Oxygen isotope ratio of leaf and grain material correlates with stomatal conductance and grain yield in irrigated wheat

Theory (Craig and Gordon 1965; Dongmann et al. 1974; Sternberg et al. 1986; Farquhar and Lloyd 1993) suggests that the oxygen isotope ratio (d 18 O) of plant material should reflect the evaporative conditions under which the material was formed, so that differences in stomatal conductance should show up in plant d 18 O. To test this theory we measured the oxygen isotope ratio of organic matter from flag leaves at anthesis and grain at harvest from eight cultivars of spring wheat (Triticum aestivum L.) grown under irrigation in each of three seasons in Mexico. The cultivars ranged widely in stomatal conductance and in average grain yield, with which conductance was positively correlated. Supporting theory, the oxygen isotope ratio of flag leaves (d 18 Ol) was found to correlate negatively with stomatal conductance for two of the three seasons. The significant correlations are consistent with high conductance cultivars having lower leaf temperatures and kinetic fractionation factors, and higher vapour pressure fractionation factors and Peclet numbers, all of which combine to result in less enriched d 18 Ol. Yield (grain weight per square meter) was also found to be significantly negatively correlated with d 18Ol in two of the three seasons. d 18 Ol was as good a predictor of yield as stomatal conductance, and significantly better than carbon isotope discrimination. Correlations between grain d 18 O (d 18 Og) and physiological parameters were less clear. Significant negative correlations between d 18 Og and stomatal conductance, leaf temperature and yield were found only during the first season. By measuring the oxygen isotope ratio of cellulose extracted from leaf samples, the difference in fractionation factors (ecp) for cellulose and whole leaf tissue was assessed. ecp was found to be variable, and more negative when d 18 Oc and d 18 Ol were lower. Cultivar means for d 13 C and d 18 O of whole leaf material were found to be significantly positively related, and the factors required to produce such a relationship are discussed.

_Exercise directions:_ According to the wheat isotope abstract, in how many seasons did the oxygen isotope ratio of flag leaves correlate negatively with stomatal conductance?

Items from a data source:
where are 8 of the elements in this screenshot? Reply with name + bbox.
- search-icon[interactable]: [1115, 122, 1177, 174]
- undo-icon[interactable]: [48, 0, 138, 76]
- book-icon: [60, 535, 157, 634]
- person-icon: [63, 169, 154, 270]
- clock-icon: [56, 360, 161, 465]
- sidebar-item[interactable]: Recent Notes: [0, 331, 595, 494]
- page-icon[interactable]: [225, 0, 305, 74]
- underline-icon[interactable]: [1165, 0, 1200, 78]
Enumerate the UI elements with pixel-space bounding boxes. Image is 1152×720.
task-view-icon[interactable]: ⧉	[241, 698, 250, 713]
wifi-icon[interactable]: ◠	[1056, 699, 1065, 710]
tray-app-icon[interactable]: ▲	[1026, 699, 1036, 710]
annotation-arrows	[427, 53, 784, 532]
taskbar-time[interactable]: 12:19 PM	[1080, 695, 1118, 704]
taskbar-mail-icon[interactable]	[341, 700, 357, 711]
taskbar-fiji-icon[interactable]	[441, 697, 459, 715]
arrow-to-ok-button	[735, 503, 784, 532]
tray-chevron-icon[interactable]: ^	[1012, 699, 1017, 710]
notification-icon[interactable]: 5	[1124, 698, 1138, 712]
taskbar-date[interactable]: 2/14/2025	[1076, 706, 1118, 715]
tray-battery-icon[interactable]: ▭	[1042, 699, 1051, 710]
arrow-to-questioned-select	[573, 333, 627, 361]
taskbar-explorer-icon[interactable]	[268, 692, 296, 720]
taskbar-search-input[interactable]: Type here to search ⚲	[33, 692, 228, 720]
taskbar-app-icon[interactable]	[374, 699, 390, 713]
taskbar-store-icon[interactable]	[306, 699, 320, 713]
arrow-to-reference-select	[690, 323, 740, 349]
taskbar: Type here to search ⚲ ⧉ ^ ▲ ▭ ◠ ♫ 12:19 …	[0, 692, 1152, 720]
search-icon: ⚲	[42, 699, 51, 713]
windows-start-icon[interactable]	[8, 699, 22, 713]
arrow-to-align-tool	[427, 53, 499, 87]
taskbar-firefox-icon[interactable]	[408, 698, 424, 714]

_Solved problem:_ Two of the three seasons.